§ Aim of the exercise: Say how many lines of the listing below contain "Contains", giving the number and nothing else.

§ Dataset entries:
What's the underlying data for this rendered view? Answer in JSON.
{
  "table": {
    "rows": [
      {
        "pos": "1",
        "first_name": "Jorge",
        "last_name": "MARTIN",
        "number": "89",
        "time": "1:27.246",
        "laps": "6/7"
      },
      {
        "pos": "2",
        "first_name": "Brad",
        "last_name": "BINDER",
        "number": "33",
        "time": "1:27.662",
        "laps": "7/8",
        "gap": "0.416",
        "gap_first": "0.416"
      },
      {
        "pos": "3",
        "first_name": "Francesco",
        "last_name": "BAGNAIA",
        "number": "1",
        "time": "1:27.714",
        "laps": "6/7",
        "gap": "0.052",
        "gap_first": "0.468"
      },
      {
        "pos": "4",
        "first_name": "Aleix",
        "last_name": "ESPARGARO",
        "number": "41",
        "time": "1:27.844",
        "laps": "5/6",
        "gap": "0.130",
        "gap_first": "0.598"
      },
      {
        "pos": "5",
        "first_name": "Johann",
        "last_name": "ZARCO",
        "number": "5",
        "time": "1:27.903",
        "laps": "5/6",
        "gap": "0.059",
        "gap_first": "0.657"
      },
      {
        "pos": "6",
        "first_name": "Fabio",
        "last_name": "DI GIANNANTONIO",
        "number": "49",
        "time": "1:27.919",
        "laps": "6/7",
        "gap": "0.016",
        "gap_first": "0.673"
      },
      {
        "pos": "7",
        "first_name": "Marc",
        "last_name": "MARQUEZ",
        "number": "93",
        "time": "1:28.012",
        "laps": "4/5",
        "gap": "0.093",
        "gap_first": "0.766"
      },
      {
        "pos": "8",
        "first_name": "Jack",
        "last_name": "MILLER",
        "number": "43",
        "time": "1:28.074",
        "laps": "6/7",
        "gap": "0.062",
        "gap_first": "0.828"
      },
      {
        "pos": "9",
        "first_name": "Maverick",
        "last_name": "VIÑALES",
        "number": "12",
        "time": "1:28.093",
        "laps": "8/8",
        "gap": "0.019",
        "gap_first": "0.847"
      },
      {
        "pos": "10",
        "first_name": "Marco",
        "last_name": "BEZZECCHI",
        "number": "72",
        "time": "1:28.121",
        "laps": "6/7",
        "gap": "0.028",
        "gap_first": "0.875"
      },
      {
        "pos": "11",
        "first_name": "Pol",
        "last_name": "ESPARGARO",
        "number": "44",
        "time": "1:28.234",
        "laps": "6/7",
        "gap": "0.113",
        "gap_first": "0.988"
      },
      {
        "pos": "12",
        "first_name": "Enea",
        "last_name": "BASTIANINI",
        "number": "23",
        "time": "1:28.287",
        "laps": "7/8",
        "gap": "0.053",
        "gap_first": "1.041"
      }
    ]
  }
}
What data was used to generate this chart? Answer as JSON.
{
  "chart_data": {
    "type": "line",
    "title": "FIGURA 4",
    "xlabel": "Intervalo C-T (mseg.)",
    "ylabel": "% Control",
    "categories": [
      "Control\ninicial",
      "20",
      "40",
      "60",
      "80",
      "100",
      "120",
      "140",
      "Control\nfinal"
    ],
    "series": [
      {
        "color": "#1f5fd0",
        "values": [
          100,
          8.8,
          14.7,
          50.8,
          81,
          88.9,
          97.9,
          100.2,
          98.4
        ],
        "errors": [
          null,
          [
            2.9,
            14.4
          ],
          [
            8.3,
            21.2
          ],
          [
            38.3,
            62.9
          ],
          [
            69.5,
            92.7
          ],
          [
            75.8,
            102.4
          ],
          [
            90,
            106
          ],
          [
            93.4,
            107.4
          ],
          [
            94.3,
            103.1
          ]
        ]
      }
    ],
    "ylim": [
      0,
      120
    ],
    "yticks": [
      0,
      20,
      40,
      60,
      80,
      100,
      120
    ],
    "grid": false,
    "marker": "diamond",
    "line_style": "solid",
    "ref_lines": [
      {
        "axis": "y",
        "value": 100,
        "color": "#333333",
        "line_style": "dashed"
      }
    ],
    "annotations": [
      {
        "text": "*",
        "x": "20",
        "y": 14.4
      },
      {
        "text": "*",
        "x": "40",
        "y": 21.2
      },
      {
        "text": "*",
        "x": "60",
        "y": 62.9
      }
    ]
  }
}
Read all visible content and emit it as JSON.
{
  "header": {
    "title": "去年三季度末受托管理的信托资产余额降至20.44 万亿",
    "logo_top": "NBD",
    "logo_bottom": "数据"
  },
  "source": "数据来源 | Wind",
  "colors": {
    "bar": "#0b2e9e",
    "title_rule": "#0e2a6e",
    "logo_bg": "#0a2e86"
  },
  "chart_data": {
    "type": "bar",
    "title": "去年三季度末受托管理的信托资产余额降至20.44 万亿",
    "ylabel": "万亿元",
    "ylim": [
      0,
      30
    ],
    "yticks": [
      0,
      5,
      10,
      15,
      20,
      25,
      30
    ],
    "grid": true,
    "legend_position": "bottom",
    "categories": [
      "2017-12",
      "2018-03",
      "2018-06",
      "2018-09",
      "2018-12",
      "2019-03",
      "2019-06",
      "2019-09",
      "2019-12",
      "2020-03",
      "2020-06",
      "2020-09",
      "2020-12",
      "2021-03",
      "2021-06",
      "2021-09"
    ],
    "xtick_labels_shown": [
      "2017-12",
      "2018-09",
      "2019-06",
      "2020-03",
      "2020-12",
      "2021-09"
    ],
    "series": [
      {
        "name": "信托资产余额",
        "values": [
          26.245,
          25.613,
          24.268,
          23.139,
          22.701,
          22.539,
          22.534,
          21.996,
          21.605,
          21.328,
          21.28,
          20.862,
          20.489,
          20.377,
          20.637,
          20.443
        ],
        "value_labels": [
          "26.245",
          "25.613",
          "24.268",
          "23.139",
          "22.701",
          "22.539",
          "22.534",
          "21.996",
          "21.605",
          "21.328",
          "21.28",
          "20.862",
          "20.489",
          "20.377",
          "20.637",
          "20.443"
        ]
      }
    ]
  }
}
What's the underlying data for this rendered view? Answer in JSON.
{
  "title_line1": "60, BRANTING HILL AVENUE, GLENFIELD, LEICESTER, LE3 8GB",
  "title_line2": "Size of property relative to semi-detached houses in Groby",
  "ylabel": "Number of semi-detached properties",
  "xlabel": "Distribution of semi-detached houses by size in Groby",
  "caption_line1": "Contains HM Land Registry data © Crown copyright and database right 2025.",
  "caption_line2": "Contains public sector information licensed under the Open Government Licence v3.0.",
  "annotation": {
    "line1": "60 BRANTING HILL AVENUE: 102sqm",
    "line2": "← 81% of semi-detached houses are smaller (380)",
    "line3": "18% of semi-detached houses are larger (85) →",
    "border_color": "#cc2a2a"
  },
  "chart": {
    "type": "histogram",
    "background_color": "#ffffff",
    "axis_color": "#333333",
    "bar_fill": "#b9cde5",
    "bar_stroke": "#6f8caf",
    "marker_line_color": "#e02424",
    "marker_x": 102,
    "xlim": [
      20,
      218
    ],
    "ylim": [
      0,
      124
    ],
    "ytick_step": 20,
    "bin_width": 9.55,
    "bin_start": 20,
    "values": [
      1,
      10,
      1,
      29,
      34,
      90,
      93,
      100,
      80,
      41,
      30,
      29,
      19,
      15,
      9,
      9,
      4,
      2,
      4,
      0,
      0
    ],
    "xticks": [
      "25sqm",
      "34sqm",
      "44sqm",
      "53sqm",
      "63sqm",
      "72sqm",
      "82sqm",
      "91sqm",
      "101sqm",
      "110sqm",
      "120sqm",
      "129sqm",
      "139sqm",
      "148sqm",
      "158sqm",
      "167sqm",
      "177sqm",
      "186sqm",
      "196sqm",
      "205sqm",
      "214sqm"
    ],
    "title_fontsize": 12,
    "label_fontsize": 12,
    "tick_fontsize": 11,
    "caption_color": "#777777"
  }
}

§ Output for this exercise: 2